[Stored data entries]
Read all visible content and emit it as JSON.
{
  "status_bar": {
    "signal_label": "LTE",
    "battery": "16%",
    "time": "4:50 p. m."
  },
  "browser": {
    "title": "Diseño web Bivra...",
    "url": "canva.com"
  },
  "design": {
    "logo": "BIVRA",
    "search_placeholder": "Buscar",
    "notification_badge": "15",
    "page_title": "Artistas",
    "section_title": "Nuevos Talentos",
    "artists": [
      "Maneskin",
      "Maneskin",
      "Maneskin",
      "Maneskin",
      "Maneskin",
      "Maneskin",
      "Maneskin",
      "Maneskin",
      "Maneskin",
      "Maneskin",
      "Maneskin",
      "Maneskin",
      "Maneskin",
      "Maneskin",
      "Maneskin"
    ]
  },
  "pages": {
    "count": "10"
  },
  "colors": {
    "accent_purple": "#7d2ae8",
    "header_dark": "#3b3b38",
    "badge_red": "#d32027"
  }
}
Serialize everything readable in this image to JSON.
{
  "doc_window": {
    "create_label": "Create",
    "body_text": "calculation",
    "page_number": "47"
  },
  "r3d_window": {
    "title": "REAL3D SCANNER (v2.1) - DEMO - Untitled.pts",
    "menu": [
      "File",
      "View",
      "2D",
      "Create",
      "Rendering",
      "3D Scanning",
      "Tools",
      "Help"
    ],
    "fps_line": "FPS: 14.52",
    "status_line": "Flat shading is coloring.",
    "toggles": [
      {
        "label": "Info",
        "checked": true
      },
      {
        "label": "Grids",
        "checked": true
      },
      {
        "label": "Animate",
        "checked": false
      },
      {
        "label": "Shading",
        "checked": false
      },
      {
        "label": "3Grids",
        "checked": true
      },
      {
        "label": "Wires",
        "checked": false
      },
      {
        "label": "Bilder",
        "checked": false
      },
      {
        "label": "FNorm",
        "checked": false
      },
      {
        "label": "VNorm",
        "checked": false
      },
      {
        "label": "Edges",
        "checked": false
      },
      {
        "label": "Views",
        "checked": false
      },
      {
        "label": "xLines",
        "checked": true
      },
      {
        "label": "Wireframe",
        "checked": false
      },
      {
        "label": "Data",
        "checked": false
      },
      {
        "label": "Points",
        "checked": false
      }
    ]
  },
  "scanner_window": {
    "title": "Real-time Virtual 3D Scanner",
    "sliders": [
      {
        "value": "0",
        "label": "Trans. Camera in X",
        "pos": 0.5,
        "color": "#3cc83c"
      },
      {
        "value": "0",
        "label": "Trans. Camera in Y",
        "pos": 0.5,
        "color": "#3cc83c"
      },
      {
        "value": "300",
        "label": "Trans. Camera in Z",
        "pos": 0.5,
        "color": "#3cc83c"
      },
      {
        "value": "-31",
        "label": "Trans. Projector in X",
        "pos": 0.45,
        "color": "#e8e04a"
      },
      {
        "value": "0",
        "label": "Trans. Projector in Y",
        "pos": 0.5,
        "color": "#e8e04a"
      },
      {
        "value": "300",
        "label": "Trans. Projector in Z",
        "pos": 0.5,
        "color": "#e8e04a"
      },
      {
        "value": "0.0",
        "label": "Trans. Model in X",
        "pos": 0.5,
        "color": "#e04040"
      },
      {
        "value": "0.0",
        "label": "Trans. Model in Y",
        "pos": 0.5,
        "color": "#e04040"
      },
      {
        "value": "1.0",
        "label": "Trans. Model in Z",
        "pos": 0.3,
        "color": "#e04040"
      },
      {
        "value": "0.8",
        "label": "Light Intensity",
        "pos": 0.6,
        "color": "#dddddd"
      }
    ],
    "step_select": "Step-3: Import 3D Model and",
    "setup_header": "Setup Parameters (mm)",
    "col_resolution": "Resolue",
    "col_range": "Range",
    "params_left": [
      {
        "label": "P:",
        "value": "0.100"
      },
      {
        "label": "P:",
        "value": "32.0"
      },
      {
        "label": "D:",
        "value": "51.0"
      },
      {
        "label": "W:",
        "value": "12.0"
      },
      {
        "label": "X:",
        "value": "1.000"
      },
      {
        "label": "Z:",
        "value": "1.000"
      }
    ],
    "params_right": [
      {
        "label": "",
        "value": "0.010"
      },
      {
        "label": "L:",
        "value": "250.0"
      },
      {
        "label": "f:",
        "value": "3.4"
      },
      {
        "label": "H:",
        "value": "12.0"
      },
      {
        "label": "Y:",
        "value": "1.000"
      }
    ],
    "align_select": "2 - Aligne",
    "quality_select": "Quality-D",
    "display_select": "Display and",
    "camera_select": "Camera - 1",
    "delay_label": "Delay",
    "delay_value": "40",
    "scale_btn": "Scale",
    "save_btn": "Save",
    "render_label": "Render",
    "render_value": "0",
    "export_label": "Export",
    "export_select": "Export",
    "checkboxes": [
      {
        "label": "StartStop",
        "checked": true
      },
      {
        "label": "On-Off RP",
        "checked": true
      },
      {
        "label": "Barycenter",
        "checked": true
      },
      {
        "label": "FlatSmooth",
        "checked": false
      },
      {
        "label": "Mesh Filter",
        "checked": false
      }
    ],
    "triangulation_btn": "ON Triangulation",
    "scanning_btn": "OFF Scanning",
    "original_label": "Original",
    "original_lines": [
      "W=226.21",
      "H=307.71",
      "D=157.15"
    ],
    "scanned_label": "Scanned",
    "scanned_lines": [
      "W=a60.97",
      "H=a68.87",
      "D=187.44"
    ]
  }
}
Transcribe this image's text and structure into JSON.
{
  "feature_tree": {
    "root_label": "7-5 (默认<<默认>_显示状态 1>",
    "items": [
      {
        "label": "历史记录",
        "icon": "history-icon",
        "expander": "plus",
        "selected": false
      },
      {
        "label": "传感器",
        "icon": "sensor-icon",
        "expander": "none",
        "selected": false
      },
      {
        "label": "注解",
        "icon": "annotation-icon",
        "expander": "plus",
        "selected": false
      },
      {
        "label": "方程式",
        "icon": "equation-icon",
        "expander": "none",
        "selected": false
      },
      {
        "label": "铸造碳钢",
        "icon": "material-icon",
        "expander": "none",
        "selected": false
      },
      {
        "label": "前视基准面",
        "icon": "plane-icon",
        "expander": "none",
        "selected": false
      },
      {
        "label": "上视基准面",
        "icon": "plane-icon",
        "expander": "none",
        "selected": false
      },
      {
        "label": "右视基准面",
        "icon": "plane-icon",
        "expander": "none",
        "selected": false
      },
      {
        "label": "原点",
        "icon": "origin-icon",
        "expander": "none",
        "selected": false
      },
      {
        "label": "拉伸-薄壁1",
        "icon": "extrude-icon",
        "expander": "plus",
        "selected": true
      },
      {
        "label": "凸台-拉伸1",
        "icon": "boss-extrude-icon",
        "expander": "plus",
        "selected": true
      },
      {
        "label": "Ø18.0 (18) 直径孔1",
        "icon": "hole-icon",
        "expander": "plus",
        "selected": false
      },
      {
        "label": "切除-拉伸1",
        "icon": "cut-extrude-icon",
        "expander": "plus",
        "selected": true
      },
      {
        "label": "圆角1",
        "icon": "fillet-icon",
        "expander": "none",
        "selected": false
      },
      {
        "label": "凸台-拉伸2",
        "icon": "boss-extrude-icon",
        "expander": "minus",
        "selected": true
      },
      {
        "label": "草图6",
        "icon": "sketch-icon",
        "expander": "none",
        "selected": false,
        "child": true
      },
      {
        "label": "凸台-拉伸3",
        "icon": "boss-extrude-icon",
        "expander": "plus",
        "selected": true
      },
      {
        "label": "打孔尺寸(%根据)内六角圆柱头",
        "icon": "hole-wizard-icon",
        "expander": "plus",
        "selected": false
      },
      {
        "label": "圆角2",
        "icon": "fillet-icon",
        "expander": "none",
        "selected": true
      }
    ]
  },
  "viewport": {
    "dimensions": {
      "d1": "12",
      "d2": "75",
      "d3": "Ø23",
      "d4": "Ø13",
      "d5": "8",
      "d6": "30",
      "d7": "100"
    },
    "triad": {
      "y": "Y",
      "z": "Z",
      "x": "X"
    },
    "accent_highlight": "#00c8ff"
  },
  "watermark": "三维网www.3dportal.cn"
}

Aim of the task - Give the number of lines in the entries that include the string "JSON", and nothing more.

Response to the task - 3